→ REQUIREMENTS
Produce an exact copy of all the records.

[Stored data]
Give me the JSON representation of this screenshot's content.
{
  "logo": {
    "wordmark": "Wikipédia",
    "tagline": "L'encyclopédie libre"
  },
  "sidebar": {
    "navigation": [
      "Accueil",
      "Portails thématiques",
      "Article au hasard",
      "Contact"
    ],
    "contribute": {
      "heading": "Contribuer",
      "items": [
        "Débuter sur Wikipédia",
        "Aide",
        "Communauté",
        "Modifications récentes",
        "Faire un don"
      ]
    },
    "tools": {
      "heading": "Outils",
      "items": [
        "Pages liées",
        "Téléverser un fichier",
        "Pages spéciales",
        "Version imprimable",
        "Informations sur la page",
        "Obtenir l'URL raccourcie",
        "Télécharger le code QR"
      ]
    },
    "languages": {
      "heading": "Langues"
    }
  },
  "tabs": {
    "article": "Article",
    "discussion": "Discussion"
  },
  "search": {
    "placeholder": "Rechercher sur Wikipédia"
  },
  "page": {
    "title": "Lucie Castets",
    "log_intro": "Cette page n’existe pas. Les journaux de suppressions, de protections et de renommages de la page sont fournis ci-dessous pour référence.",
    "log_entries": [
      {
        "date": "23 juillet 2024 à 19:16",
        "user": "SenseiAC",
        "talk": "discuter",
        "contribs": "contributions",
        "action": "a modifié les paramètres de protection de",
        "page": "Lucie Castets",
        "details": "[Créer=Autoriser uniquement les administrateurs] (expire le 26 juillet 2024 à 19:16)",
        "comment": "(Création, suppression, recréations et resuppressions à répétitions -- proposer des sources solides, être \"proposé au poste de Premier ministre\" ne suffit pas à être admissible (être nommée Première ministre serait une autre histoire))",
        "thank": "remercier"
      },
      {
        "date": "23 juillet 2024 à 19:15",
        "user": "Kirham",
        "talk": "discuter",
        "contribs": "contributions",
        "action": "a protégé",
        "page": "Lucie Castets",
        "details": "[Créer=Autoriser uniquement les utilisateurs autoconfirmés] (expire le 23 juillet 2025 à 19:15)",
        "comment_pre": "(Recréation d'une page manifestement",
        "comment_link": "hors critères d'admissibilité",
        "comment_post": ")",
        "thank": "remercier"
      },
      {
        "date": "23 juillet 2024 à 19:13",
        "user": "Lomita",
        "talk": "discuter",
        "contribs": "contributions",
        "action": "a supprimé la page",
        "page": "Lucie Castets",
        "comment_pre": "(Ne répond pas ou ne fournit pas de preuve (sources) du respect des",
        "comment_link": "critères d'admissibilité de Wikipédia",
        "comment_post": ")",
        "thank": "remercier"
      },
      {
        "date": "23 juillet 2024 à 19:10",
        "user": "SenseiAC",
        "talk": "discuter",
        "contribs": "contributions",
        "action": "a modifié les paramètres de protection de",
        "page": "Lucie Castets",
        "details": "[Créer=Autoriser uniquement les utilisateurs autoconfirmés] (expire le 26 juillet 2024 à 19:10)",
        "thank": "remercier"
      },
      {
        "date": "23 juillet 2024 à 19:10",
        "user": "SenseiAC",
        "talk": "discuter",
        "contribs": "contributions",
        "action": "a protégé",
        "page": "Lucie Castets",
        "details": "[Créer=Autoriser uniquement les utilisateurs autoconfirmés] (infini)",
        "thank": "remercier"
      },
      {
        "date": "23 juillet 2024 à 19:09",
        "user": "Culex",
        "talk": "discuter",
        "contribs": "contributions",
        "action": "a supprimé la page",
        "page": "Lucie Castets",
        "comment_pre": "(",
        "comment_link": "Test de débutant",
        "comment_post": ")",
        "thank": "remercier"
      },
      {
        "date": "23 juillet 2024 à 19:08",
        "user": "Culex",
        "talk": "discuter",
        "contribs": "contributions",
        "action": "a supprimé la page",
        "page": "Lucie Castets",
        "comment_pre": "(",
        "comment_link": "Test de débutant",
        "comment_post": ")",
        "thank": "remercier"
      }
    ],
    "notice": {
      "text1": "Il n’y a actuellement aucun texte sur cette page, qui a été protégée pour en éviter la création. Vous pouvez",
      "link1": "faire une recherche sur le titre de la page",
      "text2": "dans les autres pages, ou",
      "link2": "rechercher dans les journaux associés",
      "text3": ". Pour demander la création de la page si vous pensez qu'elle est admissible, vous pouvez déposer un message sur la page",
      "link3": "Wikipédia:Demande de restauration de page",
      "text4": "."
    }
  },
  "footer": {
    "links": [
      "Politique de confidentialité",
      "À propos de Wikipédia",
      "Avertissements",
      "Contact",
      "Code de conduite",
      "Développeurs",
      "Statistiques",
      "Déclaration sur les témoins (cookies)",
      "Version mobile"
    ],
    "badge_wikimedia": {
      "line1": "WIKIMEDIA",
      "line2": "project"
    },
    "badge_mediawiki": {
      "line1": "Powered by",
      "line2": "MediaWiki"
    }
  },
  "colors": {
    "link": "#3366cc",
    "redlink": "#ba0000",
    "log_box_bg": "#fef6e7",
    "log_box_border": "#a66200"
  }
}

→ THE ANSWER
Give me the JSON representation of this screenshot's content.
{
  "logo": {
    "wordmark": "Wikipédia",
    "tagline": "L'encyclopédie libre"
  },
  "sidebar": {
    "navigation": [
      "Accueil",
      "Portails thématiques",
      "Article au hasard",
      "Contact"
    ],
    "contribute": {
      "heading": "Contribuer",
      "items": [
        "Débuter sur Wikipédia",
        "Aide",
        "Communauté",
        "Modifications récentes",
        "Faire un don"
      ]
    },
    "tools": {
      "heading": "Outils",
      "items": [
        "Pages liées",
        "Téléverser un fichier",
        "Pages spéciales",
        "Version imprimable",
        "Informations sur la page",
        "Obtenir l'URL raccourcie",
        "Télécharger le code QR"
      ]
    },
    "languages": {
      "heading": "Langues"
    }
  },
  "tabs": {
    "article": "Article",
    "discussion": "Discussion"
  },
  "search": {
    "placeholder": "Rechercher sur Wikipédia"
  },
  "page": {
    "title": "Lucie Castets",
    "log_intro": "Cette page n’existe pas. Les journaux de suppressions, de protections et de renommages de la page sont fournis ci-dessous pour référence.",
    "log_entries": [
      {
        "date": "23 juillet 2024 à 19:16",
        "user": "SenseiAC",
        "talk": "discuter",
        "contribs": "contributions",
        "action": "a modifié les paramètres de protection de",
        "page": "Lucie Castets",
        "details": "[Créer=Autoriser uniquement les administrateurs] (expire le 26 juillet 2024 à 19:16)",
        "comment": "(Création, suppression, recréations et resuppressions à répétitions -- proposer des sources solides, être \"proposé au poste de Premier ministre\" ne suffit pas à être admissible (être nommée Première ministre serait une autre histoire))",
        "thank": "remercier"
      },
      {
        "date": "23 juillet 2024 à 19:15",
        "user": "Kirham",
        "talk": "discuter",
        "contribs": "contributions",
        "action": "a protégé",
        "page": "Lucie Castets",
        "details": "[Créer=Autoriser uniquement les utilisateurs autoconfirmés] (expire le 23 juillet 2025 à 19:15)",
        "comment_pre": "(Recréation d'une page manifestement",
        "comment_link": "hors critères d'admissibilité",
        "comment_post": ")",
        "thank": "remercier"
      },
      {
        "date": "23 juillet 2024 à 19:13",
        "user": "Lomita",
        "talk": "discuter",
        "contribs": "contributions",
        "action": "a supprimé la page",
        "page": "Lucie Castets",
        "comment_pre": "(Ne répond pas ou ne fournit pas de preuve (sources) du respect des",
        "comment_link": "critères d'admissibilité de Wikipédia",
        "comment_post": ")",
        "thank": "remercier"
      },
      {
        "date": "23 juillet 2024 à 19:10",
        "user": "SenseiAC",
        "talk": "discuter",
        "contribs": "contributions",
        "action": "a modifié les paramètres de protection de",
        "page": "Lucie Castets",
        "details": "[Créer=Autoriser uniquement les utilisateurs autoconfirmés] (expire le 26 juillet 2024 à 19:10)",
        "thank": "remercier"
      },
      {
        "date": "23 juillet 2024 à 19:10",
        "user": "SenseiAC",
        "talk": "discuter",
        "contribs": "contributions",
        "action": "a protégé",
        "page": "Lucie Castets",
        "details": "[Créer=Autoriser uniquement les utilisateurs autoconfirmés] (infini)",
        "thank": "remercier"
      },
      {
        "date": "23 juillet 2024 à 19:09",
        "user": "Culex",
        "talk": "discuter",
        "contribs": "contributions",
        "action": "a supprimé la page",
        "page": "Lucie Castets",
        "comment_pre": "(",
        "comment_link": "Test de débutant",
        "comment_post": ")",
        "thank": "remercier"
      },
      {
        "date": "23 juillet 2024 à 19:08",
        "user": "Culex",
        "talk": "discuter",
        "contribs": "contributions",
        "action": "a supprimé la page",
        "page": "Lucie Castets",
        "comment_pre": "(",
        "comment_link": "Test de débutant",
        "comment_post": ")",
        "thank": "remercier"
      }
    ],
    "notice": {
      "text1": "Il n’y a actuellement aucun texte sur cette page, qui a été protégée pour en éviter la création. Vous pouvez",
      "link1": "faire une recherche sur le titre de la page",
      "text2": "dans les autres pages, ou",
      "link2": "rechercher dans les journaux associés",
      "text3": ". Pour demander la création de la page si vous pensez qu'elle est admissible, vous pouvez déposer un message sur la page",
      "link3": "Wikipédia:Demande de restauration de page",
      "text4": "."
    }
  },
  "footer": {
    "links": [
      "Politique de confidentialité",
      "À propos de Wikipédia",
      "Avertissements",
      "Contact",
      "Code de conduite",
      "Développeurs",
      "Statistiques",
      "Déclaration sur les témoins (cookies)",
      "Version mobile"
    ],
    "badge_wikimedia": {
      "line1": "WIKIMEDIA",
      "line2": "project"
    },
    "badge_mediawiki": {
      "line1": "Powered by",
      "line2": "MediaWiki"
    }
  },
  "colors": {
    "link": "#3366cc",
    "redlink": "#ba0000",
    "log_box_bg": "#fef6e7",
    "log_box_border": "#a66200"
  }
}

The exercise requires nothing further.